-- Dataset records on visual material --
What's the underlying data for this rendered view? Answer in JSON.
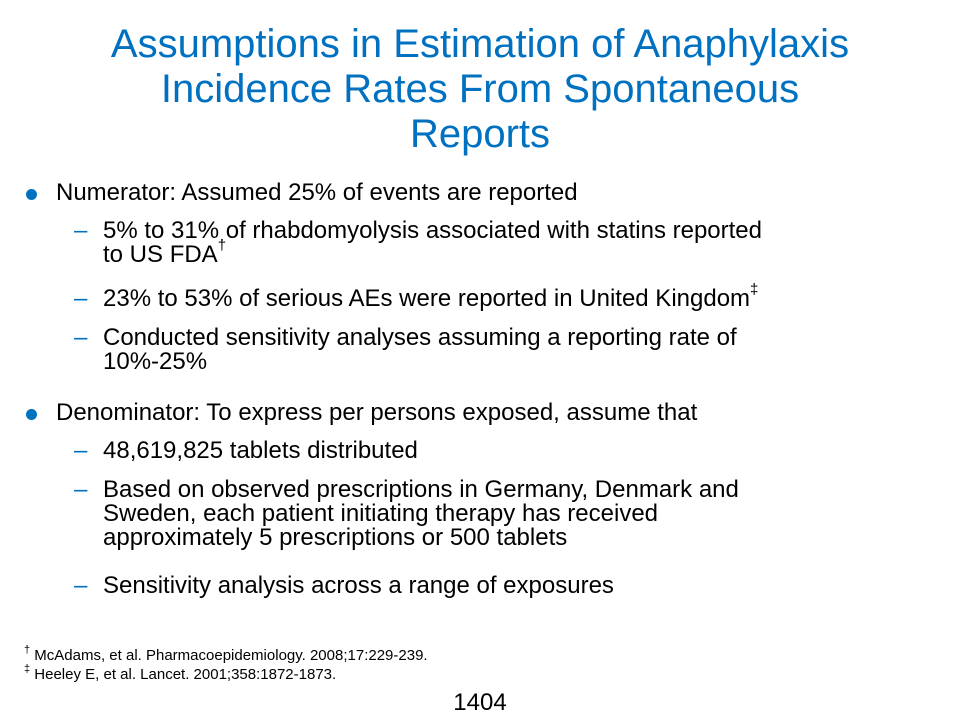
{
  "title": {
    "line1": "Assumptions in Estimation of Anaphylaxis",
    "line2": "Incidence Rates From Spontaneous",
    "line3": "Reports"
  },
  "bullets": [
    {
      "text": "Numerator: Assumed 25% of events are reported",
      "subs": [
        {
          "line1": "5% to 31% of rhabdomyolysis associated with statins reported",
          "line2": "to US FDA",
          "mark": "†"
        },
        {
          "line1": "23% to 53% of serious AEs were reported in United Kingdom",
          "mark": "‡"
        },
        {
          "line1": "Conducted sensitivity analyses assuming a reporting rate of",
          "line2": "10%-25%"
        }
      ]
    },
    {
      "text": "Denominator: To express per persons exposed, assume that",
      "subs": [
        {
          "line1": "48,619,825 tablets distributed"
        },
        {
          "line1": "Based on observed prescriptions in Germany, Denmark and",
          "line2": "Sweden, each patient initiating therapy has received",
          "line3": "approximately 5 prescriptions or 500 tablets"
        },
        {
          "line1": "Sensitivity analysis across a range of exposures"
        }
      ]
    }
  ],
  "dash": "–",
  "footnotes": [
    {
      "mark": "†",
      "text": " McAdams, et al. Pharmacoepidemiology. 2008;17:229-239."
    },
    {
      "mark": "‡",
      "text": " Heeley E, et al. Lancet. 2001;358:1872-1873."
    }
  ],
  "page_number": "1404",
  "colors": {
    "accent": "#0070c0",
    "text": "#000000",
    "background": "#ffffff"
  }
}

-- Task directions --
Go through the listing above and list every line that has the word "prescriptions".

-- Solution to this exercise --
          "line1": "Based on observed prescriptions in Germany, Denmark and",
          "line3": "approximately 5 prescriptions or 500 tablets"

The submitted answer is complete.